**Rows from a dataset**:
════════════════════
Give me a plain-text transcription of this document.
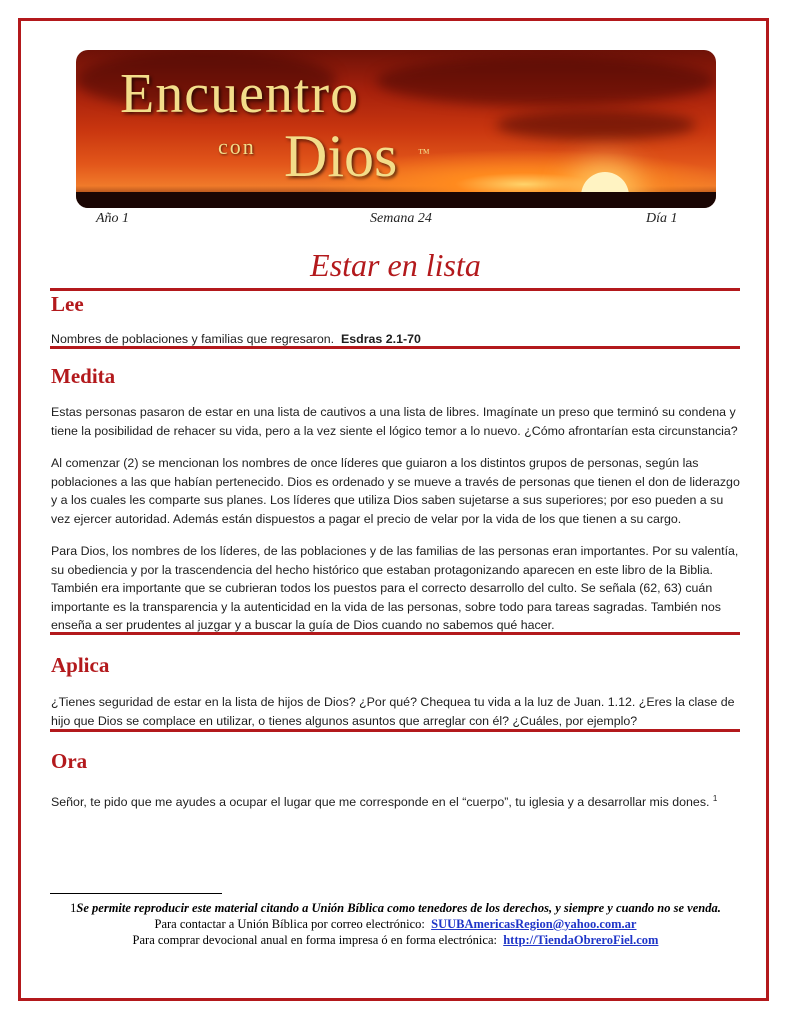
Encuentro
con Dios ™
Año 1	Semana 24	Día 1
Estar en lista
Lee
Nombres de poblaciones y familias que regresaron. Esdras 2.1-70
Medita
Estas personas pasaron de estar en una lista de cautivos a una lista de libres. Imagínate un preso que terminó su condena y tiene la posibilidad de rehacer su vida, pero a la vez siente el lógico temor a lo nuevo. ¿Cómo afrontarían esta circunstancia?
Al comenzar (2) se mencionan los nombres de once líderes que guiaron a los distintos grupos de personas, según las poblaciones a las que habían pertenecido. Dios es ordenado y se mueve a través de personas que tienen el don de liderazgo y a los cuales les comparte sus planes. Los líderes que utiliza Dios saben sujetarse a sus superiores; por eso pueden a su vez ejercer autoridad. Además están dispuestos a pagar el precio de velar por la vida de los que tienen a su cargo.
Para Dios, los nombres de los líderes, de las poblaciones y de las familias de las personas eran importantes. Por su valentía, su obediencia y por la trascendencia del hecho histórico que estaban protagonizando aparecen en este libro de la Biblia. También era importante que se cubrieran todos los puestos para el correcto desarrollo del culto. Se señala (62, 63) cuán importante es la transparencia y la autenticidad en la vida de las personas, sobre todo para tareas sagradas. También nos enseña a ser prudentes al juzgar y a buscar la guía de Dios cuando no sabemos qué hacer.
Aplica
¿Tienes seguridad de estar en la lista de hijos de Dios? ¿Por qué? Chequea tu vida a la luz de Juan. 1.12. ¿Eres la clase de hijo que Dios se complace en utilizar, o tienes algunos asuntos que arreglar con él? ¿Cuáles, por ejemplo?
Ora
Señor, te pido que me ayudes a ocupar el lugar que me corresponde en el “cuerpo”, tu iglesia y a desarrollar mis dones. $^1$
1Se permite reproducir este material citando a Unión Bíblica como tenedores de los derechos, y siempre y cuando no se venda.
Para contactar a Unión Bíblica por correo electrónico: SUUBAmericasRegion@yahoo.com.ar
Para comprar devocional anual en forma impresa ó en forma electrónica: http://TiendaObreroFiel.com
════════════════════
**REQUEST**: Read through the lines above and collect those that contain the string "cuando".

**TASK ANSWER**:
Para Dios, los nombres de los líderes, de las poblaciones y de las familias de las personas eran importantes. Por su valentía, su obediencia y por la trascendencia del hecho histórico que estaban protagonizando aparecen en este libro de la Biblia. También era importante que se cubrieran todos los puestos para el correcto desarrollo del culto. Se señala (62, 63) cuán importante es la transparencia y la autenticidad en la vida de las personas, sobre todo para tareas sagradas. También nos enseña a ser prudentes al juzgar y a buscar la guía de Dios cuando no sabemos qué hacer.
1Se permite reproducir este material citando a Unión Bíblica como tenedores de los derechos, y siempre y cuando no se venda.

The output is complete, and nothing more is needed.